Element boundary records
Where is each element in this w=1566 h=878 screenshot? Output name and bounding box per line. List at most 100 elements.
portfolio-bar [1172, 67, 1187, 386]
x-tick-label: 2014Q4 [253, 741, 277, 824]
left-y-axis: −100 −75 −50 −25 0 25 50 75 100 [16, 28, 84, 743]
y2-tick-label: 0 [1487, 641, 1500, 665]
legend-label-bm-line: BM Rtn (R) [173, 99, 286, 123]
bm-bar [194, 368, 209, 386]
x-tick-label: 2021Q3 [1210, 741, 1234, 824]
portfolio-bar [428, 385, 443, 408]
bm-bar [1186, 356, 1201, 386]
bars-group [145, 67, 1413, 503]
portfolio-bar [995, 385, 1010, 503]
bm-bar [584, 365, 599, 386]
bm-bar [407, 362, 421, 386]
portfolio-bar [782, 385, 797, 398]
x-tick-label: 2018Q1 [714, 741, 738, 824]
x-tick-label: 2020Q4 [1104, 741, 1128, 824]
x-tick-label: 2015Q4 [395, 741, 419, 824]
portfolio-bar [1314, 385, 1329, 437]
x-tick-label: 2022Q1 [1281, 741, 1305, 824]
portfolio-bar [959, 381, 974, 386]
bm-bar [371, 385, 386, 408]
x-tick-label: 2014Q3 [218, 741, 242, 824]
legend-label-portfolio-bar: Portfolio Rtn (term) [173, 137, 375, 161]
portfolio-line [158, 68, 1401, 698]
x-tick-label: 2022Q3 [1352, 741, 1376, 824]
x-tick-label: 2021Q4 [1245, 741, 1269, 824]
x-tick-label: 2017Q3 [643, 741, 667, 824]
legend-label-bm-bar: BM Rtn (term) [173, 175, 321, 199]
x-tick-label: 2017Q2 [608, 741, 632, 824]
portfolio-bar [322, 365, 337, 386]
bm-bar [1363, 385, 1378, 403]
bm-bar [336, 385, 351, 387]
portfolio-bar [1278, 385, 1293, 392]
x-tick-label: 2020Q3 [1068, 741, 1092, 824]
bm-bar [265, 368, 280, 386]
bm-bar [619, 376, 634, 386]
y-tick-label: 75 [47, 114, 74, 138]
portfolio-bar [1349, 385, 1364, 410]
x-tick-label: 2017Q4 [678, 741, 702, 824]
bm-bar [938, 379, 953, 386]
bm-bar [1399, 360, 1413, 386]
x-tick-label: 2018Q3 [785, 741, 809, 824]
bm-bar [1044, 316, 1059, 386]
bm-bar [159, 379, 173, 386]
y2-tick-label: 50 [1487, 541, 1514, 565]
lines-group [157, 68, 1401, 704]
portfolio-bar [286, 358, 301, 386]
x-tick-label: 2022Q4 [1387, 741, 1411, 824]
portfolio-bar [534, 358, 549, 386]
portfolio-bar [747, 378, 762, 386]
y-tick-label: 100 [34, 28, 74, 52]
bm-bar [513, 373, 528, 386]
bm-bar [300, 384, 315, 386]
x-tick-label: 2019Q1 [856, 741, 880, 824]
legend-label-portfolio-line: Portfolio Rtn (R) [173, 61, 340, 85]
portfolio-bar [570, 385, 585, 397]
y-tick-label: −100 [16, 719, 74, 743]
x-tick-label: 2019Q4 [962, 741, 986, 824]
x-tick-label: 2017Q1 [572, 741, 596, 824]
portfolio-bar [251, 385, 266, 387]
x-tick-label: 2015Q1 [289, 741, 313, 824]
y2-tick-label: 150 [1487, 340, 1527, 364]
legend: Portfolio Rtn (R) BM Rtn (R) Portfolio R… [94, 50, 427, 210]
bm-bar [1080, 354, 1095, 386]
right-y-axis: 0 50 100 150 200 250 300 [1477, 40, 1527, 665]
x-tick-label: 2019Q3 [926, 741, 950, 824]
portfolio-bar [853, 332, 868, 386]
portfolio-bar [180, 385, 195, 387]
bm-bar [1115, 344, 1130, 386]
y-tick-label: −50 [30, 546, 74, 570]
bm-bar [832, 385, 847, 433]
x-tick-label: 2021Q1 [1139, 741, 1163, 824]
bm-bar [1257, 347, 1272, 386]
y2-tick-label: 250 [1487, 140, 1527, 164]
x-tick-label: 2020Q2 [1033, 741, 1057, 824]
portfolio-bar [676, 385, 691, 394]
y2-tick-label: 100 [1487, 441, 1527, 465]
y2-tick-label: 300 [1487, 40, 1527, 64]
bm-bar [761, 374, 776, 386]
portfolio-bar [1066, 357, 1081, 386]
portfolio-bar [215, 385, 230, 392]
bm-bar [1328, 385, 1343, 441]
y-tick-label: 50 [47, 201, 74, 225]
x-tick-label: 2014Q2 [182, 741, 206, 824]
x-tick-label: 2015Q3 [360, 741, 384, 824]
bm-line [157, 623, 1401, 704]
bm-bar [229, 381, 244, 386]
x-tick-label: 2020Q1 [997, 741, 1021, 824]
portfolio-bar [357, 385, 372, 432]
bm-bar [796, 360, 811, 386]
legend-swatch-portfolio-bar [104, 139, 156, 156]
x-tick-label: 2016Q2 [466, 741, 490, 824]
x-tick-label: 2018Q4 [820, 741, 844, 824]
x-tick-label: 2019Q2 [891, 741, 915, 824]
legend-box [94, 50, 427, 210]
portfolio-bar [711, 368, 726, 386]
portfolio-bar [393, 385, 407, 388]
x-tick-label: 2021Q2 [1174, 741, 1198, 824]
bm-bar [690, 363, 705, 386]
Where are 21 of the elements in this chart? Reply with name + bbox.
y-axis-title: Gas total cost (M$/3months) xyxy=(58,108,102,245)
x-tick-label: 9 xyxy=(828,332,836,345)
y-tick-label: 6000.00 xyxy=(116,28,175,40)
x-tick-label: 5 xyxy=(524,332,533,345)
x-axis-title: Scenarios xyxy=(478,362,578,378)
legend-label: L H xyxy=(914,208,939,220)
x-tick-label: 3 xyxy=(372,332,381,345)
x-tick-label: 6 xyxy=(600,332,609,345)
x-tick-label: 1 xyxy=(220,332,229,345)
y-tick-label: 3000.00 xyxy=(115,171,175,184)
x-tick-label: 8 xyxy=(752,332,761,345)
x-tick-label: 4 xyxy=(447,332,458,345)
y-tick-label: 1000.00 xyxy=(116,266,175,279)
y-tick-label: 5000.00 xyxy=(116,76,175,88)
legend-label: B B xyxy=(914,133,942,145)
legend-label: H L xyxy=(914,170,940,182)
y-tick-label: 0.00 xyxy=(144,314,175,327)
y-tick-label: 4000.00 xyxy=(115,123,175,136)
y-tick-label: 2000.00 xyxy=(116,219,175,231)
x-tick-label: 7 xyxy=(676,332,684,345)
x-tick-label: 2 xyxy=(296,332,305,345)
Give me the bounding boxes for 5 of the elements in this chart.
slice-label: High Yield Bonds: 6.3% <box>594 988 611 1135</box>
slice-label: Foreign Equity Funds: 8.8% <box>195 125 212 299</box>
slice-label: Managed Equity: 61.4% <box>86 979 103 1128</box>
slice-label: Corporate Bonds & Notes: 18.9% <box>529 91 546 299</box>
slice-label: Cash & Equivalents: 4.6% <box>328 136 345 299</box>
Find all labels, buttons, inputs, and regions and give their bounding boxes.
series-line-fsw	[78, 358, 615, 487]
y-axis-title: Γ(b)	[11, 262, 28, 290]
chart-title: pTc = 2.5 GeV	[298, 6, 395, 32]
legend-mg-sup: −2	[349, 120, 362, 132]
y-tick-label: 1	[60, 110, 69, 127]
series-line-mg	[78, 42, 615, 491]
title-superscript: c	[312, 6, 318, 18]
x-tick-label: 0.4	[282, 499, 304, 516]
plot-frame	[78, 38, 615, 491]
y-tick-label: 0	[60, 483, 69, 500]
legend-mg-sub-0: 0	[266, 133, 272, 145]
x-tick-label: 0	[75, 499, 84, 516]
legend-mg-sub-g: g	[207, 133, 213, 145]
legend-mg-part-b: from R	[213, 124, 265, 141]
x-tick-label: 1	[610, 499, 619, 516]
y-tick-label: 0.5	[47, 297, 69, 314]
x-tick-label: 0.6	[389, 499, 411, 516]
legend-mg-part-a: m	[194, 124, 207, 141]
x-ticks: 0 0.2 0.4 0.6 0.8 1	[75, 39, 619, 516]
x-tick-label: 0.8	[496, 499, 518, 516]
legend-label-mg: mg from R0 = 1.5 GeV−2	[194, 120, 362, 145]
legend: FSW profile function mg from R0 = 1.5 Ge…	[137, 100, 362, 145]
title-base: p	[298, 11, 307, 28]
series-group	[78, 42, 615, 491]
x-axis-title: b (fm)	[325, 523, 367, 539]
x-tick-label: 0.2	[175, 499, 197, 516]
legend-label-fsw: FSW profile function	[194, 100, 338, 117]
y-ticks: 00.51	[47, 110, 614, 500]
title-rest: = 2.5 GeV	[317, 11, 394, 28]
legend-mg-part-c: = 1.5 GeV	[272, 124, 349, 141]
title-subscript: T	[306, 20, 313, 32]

◆ SHORT PROBLEM
Rewrite the listing from its first line through the line containing "y-tick-label: −100 [16, 719, 74, 743]", replacing every "x-tick-label" with "x-axis-label" and leaving everything else unchanged.

◆ RESULT OF THIS TASK
Where is each element in this w=1566 h=878 screenshot? Output name and bounding box per line. List at most 100 elements.
portfolio-bar [1172, 67, 1187, 386]
x-axis-label: 2014Q4 [253, 741, 277, 824]
left-y-axis: −100 −75 −50 −25 0 25 50 75 100 [16, 28, 84, 743]
y2-tick-label: 0 [1487, 641, 1500, 665]
legend-label-bm-line: BM Rtn (R) [173, 99, 286, 123]
bm-bar [194, 368, 209, 386]
x-axis-label: 2021Q3 [1210, 741, 1234, 824]
portfolio-bar [428, 385, 443, 408]
bm-bar [1186, 356, 1201, 386]
bars-group [145, 67, 1413, 503]
portfolio-bar [995, 385, 1010, 503]
bm-bar [584, 365, 599, 386]
bm-bar [407, 362, 421, 386]
portfolio-bar [782, 385, 797, 398]
x-axis-label: 2018Q1 [714, 741, 738, 824]
x-axis-label: 2020Q4 [1104, 741, 1128, 824]
x-axis-label: 2015Q4 [395, 741, 419, 824]
portfolio-bar [1314, 385, 1329, 437]
x-axis-label: 2022Q1 [1281, 741, 1305, 824]
portfolio-bar [959, 381, 974, 386]
bm-bar [371, 385, 386, 408]
x-axis-label: 2014Q3 [218, 741, 242, 824]
legend-label-portfolio-bar: Portfolio Rtn (term) [173, 137, 375, 161]
portfolio-line [158, 68, 1401, 698]
x-axis-label: 2022Q3 [1352, 741, 1376, 824]
x-axis-label: 2021Q4 [1245, 741, 1269, 824]
x-axis-label: 2017Q3 [643, 741, 667, 824]
legend-label-bm-bar: BM Rtn (term) [173, 175, 321, 199]
x-axis-label: 2017Q2 [608, 741, 632, 824]
portfolio-bar [322, 365, 337, 386]
bm-bar [1363, 385, 1378, 403]
bm-bar [336, 385, 351, 387]
portfolio-bar [1278, 385, 1293, 392]
x-axis-label: 2020Q3 [1068, 741, 1092, 824]
bm-bar [265, 368, 280, 386]
bm-bar [619, 376, 634, 386]
y-tick-label: 75 [47, 114, 74, 138]
portfolio-bar [1349, 385, 1364, 410]
x-axis-label: 2017Q4 [678, 741, 702, 824]
bm-bar [938, 379, 953, 386]
bm-bar [1399, 360, 1413, 386]
x-axis-label: 2018Q3 [785, 741, 809, 824]
bm-bar [1044, 316, 1059, 386]
bm-bar [159, 379, 173, 386]
y2-tick-label: 50 [1487, 541, 1514, 565]
lines-group [157, 68, 1401, 704]
portfolio-bar [286, 358, 301, 386]
x-axis-label: 2022Q4 [1387, 741, 1411, 824]
portfolio-bar [534, 358, 549, 386]
portfolio-bar [747, 378, 762, 386]
y-tick-label: 100 [34, 28, 74, 52]
bm-bar [513, 373, 528, 386]
bm-bar [300, 384, 315, 386]
x-axis-label: 2019Q1 [856, 741, 880, 824]
legend-label-portfolio-line: Portfolio Rtn (R) [173, 61, 340, 85]
portfolio-bar [570, 385, 585, 397]
y-tick-label: −100 [16, 719, 74, 743]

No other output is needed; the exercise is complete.